--- BEGIN Data listing ---

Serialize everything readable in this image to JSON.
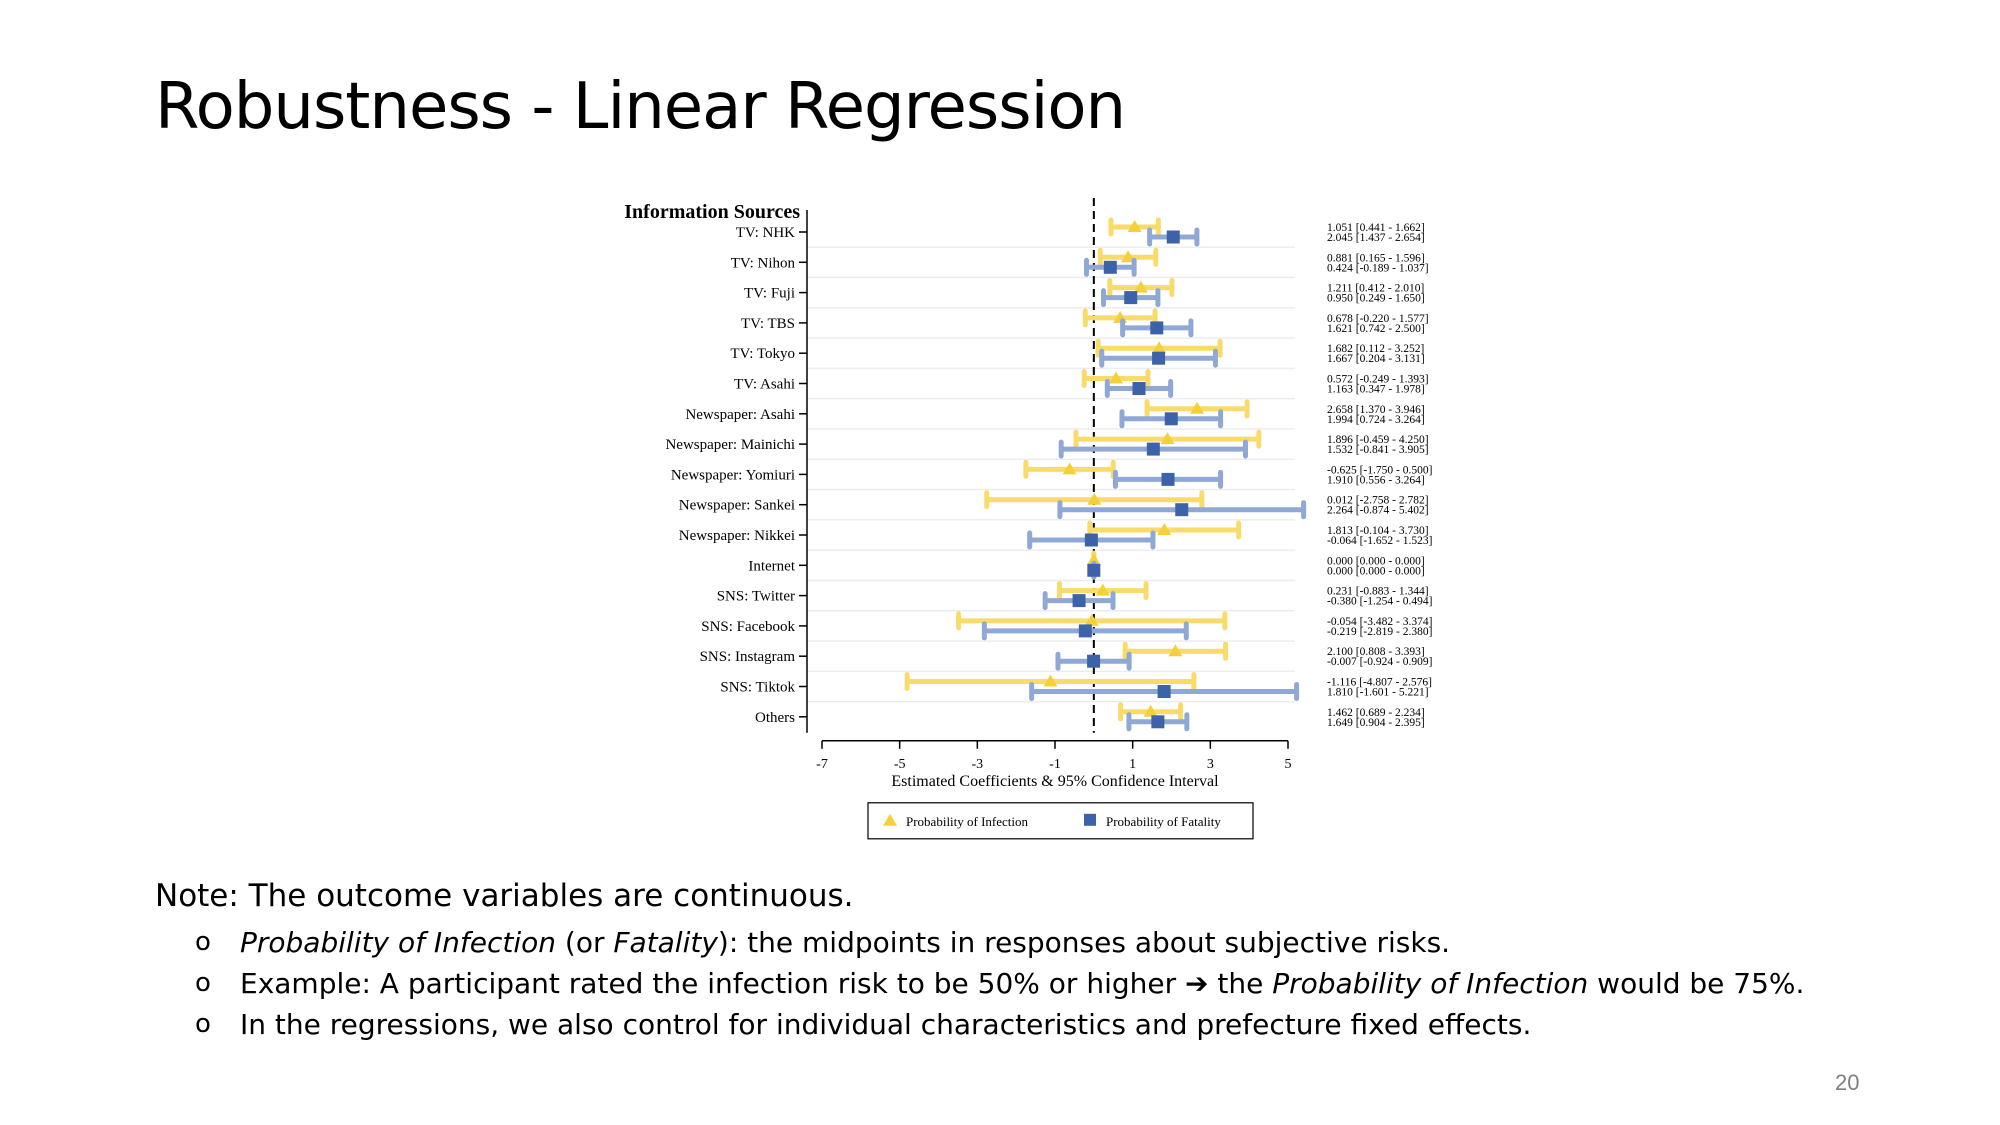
{
  "slide": {
    "title": "Robustness - Linear Regression",
    "page_number": "20",
    "note": {
      "heading": "Note: The outcome variables are continuous.",
      "bullet_mark": "o",
      "bullets": [
        [
          {
            "t": "Probability of Infection",
            "i": true
          },
          {
            "t": " (or "
          },
          {
            "t": "Fatality",
            "i": true
          },
          {
            "t": "): the midpoints in responses about subjective risks."
          }
        ],
        [
          {
            "t": "Example: A participant rated the infection risk to be 50% or higher "
          },
          {
            "t": "➔",
            "b": true
          },
          {
            "t": " the "
          },
          {
            "t": "Probability of Infection",
            "i": true
          },
          {
            "t": " would be 75%."
          }
        ],
        [
          {
            "t": "In the regressions, we also control for individual characteristics and prefecture fixed effects."
          }
        ]
      ]
    }
  },
  "chart_data": {
    "type": "coefficient-plot",
    "title": "Information Sources",
    "xlabel": "Estimated Coefficients & 95% Confidence Interval",
    "xlim": [
      -7,
      5
    ],
    "x_ticks": [
      -7,
      -5,
      -3,
      -1,
      1,
      3,
      5
    ],
    "reference_line": 0,
    "legend_position": "bottom",
    "series": [
      {
        "name": "Probability of Infection",
        "marker": "triangle",
        "color": "#F5D03B",
        "ci_color": "#F8DB6A"
      },
      {
        "name": "Probability of Fatality",
        "marker": "square",
        "color": "#3C63A8",
        "ci_color": "#8FA8D6"
      }
    ],
    "categories": [
      "TV: NHK",
      "TV: Nihon",
      "TV: Fuji",
      "TV: TBS",
      "TV: Tokyo",
      "TV: Asahi",
      "Newspaper: Asahi",
      "Newspaper: Mainichi",
      "Newspaper: Yomiuri",
      "Newspaper: Sankei",
      "Newspaper: Nikkei",
      "Internet",
      "SNS: Twitter",
      "SNS: Facebook",
      "SNS: Instagram",
      "SNS: Tiktok",
      "Others"
    ],
    "estimates": {
      "Probability of Infection": [
        {
          "coef": 1.051,
          "lo": 0.441,
          "hi": 1.662,
          "label": "1.051 [0.441 - 1.662]"
        },
        {
          "coef": 0.881,
          "lo": 0.165,
          "hi": 1.596,
          "label": "0.881 [0.165 - 1.596]"
        },
        {
          "coef": 1.211,
          "lo": 0.412,
          "hi": 2.01,
          "label": "1.211 [0.412 - 2.010]"
        },
        {
          "coef": 0.678,
          "lo": -0.22,
          "hi": 1.577,
          "label": "0.678 [-0.220 - 1.577]"
        },
        {
          "coef": 1.682,
          "lo": 0.112,
          "hi": 3.252,
          "label": "1.682 [0.112 - 3.252]"
        },
        {
          "coef": 0.572,
          "lo": -0.249,
          "hi": 1.393,
          "label": "0.572 [-0.249 - 1.393]"
        },
        {
          "coef": 2.658,
          "lo": 1.37,
          "hi": 3.946,
          "label": "2.658 [1.370 - 3.946]"
        },
        {
          "coef": 1.896,
          "lo": -0.459,
          "hi": 4.25,
          "label": "1.896 [-0.459 - 4.250]"
        },
        {
          "coef": -0.625,
          "lo": -1.75,
          "hi": 0.5,
          "label": "-0.625 [-1.750 - 0.500]"
        },
        {
          "coef": 0.012,
          "lo": -2.758,
          "hi": 2.782,
          "label": "0.012 [-2.758 - 2.782]"
        },
        {
          "coef": 1.813,
          "lo": -0.104,
          "hi": 3.73,
          "label": "1.813 [-0.104 - 3.730]"
        },
        {
          "coef": 0.0,
          "lo": 0.0,
          "hi": 0.0,
          "label": "0.000 [0.000 - 0.000]"
        },
        {
          "coef": 0.231,
          "lo": -0.883,
          "hi": 1.344,
          "label": "0.231 [-0.883 - 1.344]"
        },
        {
          "coef": -0.054,
          "lo": -3.482,
          "hi": 3.374,
          "label": "-0.054 [-3.482 - 3.374]"
        },
        {
          "coef": 2.1,
          "lo": 0.808,
          "hi": 3.393,
          "label": "2.100 [0.808 - 3.393]"
        },
        {
          "coef": -1.116,
          "lo": -4.807,
          "hi": 2.576,
          "label": "-1.116 [-4.807 - 2.576]"
        },
        {
          "coef": 1.462,
          "lo": 0.689,
          "hi": 2.234,
          "label": "1.462 [0.689 - 2.234]"
        }
      ],
      "Probability of Fatality": [
        {
          "coef": 2.045,
          "lo": 1.437,
          "hi": 2.654,
          "label": "2.045 [1.437 - 2.654]"
        },
        {
          "coef": 0.424,
          "lo": -0.189,
          "hi": 1.037,
          "label": "0.424 [-0.189 - 1.037]"
        },
        {
          "coef": 0.95,
          "lo": 0.249,
          "hi": 1.65,
          "label": "0.950 [0.249 - 1.650]"
        },
        {
          "coef": 1.621,
          "lo": 0.742,
          "hi": 2.5,
          "label": "1.621 [0.742 - 2.500]"
        },
        {
          "coef": 1.667,
          "lo": 0.204,
          "hi": 3.131,
          "label": "1.667 [0.204 - 3.131]"
        },
        {
          "coef": 1.163,
          "lo": 0.347,
          "hi": 1.978,
          "label": "1.163 [0.347 - 1.978]"
        },
        {
          "coef": 1.994,
          "lo": 0.724,
          "hi": 3.264,
          "label": "1.994 [0.724 - 3.264]"
        },
        {
          "coef": 1.532,
          "lo": -0.841,
          "hi": 3.905,
          "label": "1.532 [-0.841 - 3.905]"
        },
        {
          "coef": 1.91,
          "lo": 0.556,
          "hi": 3.264,
          "label": "1.910 [0.556 - 3.264]"
        },
        {
          "coef": 2.264,
          "lo": -0.874,
          "hi": 5.402,
          "label": "2.264 [-0.874 - 5.402]"
        },
        {
          "coef": -0.064,
          "lo": -1.652,
          "hi": 1.523,
          "label": "-0.064 [-1.652 - 1.523]"
        },
        {
          "coef": 0.0,
          "lo": 0.0,
          "hi": 0.0,
          "label": "0.000 [0.000 - 0.000]"
        },
        {
          "coef": -0.38,
          "lo": -1.254,
          "hi": 0.494,
          "label": "-0.380 [-1.254 - 0.494]"
        },
        {
          "coef": -0.219,
          "lo": -2.819,
          "hi": 2.38,
          "label": "-0.219 [-2.819 - 2.380]"
        },
        {
          "coef": -0.007,
          "lo": -0.924,
          "hi": 0.909,
          "label": "-0.007 [-0.924 - 0.909]"
        },
        {
          "coef": 1.81,
          "lo": -1.601,
          "hi": 5.221,
          "label": "1.810 [-1.601 - 5.221]"
        },
        {
          "coef": 1.649,
          "lo": 0.904,
          "hi": 2.395,
          "label": "1.649 [0.904 - 2.395]"
        }
      ]
    }
  }
}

--- END Data listing ---

• Task statement:
Whenever "Probability" turns up in a line, pick that line out.

• Output below:
            "t": "Probability of Infection",
            "t": "Probability of Infection",
        "name": "Probability of Infection",
        "name": "Probability of Fatality",
      "Probability of Infection": [
      "Probability of Fatality": [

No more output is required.